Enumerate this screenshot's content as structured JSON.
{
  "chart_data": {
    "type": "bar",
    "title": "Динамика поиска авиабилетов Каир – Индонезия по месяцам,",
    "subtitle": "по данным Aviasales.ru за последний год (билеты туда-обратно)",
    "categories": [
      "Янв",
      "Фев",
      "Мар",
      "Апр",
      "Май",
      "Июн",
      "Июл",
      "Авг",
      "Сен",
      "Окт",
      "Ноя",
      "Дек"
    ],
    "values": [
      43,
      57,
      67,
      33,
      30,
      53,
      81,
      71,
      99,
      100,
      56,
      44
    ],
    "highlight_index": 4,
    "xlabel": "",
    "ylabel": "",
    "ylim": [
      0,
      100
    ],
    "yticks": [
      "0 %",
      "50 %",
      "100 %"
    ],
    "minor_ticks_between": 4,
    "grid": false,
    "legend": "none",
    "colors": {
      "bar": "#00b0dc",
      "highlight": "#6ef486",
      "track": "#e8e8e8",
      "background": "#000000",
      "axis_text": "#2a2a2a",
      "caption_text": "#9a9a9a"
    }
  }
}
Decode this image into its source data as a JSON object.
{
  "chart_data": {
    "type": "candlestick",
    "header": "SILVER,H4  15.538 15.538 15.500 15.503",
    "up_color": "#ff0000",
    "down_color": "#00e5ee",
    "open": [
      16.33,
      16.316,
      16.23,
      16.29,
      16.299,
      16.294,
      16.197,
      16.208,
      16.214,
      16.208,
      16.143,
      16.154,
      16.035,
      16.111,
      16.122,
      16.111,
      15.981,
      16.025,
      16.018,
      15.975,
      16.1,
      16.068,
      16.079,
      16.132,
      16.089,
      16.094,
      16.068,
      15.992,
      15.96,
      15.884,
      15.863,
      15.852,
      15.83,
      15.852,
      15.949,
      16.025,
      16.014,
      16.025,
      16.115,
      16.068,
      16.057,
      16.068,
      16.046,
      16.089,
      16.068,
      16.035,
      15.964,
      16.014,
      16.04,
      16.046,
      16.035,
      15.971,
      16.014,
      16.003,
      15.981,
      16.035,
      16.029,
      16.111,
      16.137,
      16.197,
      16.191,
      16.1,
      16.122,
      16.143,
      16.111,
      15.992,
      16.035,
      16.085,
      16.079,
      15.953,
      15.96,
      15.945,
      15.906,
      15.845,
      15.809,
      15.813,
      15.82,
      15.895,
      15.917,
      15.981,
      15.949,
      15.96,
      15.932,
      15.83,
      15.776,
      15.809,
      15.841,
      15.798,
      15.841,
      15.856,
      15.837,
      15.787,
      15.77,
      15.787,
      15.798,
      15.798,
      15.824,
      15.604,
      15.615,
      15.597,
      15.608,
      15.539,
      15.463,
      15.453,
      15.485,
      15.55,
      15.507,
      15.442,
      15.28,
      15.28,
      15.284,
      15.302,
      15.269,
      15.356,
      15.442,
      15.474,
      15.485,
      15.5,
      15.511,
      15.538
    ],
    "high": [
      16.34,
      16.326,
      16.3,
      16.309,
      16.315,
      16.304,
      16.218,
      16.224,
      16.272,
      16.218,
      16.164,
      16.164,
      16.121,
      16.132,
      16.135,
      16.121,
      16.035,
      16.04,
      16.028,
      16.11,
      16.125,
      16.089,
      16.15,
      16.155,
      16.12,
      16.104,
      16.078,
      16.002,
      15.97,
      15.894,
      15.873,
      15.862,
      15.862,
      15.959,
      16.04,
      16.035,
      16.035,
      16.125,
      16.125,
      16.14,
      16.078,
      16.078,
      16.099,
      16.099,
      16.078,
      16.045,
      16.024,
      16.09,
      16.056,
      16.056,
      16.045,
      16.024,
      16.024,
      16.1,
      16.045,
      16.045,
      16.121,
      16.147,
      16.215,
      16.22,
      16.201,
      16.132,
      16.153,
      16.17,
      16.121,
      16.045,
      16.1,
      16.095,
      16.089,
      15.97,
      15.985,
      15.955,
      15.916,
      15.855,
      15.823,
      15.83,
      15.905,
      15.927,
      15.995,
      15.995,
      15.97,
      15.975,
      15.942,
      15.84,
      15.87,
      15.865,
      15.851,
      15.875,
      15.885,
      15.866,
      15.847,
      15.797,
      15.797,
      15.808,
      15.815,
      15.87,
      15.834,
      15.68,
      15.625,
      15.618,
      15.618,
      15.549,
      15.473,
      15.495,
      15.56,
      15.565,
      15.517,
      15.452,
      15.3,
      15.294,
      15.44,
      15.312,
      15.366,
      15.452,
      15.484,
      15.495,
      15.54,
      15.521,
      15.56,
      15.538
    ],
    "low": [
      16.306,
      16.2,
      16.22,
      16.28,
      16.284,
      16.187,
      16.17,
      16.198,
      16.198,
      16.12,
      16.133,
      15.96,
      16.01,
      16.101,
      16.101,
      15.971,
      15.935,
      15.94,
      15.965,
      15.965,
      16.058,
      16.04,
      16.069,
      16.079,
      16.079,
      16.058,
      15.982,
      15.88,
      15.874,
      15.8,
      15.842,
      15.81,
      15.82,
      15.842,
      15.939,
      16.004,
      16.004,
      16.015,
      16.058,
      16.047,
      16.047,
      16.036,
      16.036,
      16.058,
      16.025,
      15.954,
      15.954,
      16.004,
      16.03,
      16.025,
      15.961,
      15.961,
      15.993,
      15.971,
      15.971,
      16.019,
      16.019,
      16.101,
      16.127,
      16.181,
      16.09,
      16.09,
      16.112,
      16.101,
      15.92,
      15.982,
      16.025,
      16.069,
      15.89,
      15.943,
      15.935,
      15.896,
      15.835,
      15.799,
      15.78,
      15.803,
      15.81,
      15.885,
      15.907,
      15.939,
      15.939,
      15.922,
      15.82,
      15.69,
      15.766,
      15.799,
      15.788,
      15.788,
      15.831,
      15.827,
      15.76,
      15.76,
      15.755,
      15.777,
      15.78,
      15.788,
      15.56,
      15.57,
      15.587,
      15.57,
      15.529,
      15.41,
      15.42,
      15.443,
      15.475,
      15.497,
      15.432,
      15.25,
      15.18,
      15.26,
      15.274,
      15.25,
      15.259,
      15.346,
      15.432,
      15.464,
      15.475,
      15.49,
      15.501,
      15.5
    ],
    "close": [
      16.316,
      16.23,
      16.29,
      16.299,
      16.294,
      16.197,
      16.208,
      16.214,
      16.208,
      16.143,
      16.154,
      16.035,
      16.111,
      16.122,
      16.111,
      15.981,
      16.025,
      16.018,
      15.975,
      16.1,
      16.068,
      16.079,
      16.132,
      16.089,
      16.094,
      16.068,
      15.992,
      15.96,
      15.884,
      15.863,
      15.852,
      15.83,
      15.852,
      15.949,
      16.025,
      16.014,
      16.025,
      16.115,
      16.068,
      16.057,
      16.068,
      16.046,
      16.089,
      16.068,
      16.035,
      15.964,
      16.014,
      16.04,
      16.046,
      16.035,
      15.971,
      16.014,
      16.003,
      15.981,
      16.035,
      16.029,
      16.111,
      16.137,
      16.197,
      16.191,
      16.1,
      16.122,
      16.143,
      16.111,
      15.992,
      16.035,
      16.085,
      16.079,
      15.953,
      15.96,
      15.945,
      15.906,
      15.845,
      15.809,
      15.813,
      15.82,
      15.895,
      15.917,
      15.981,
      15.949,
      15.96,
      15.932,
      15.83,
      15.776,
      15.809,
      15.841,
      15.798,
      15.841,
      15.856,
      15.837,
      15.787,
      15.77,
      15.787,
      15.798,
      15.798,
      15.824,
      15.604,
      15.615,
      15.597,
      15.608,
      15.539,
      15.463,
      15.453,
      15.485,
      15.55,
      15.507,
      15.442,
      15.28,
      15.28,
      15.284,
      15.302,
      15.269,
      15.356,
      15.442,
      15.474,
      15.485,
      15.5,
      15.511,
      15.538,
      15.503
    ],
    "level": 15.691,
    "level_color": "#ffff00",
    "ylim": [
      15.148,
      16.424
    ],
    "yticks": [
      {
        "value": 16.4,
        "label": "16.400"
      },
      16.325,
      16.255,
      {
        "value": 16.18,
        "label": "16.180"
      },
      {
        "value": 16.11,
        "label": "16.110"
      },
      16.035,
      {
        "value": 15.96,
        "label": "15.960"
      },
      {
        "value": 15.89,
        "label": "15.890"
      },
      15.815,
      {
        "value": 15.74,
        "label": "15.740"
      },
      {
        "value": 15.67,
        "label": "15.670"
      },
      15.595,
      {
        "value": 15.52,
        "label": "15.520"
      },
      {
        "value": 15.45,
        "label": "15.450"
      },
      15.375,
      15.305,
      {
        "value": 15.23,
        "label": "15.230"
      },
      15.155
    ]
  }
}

EXERCISE DESCRIPTION -> Identify how many lines in the entries above include the string "this", then state that number alone.

FULL OUTPUT -> 2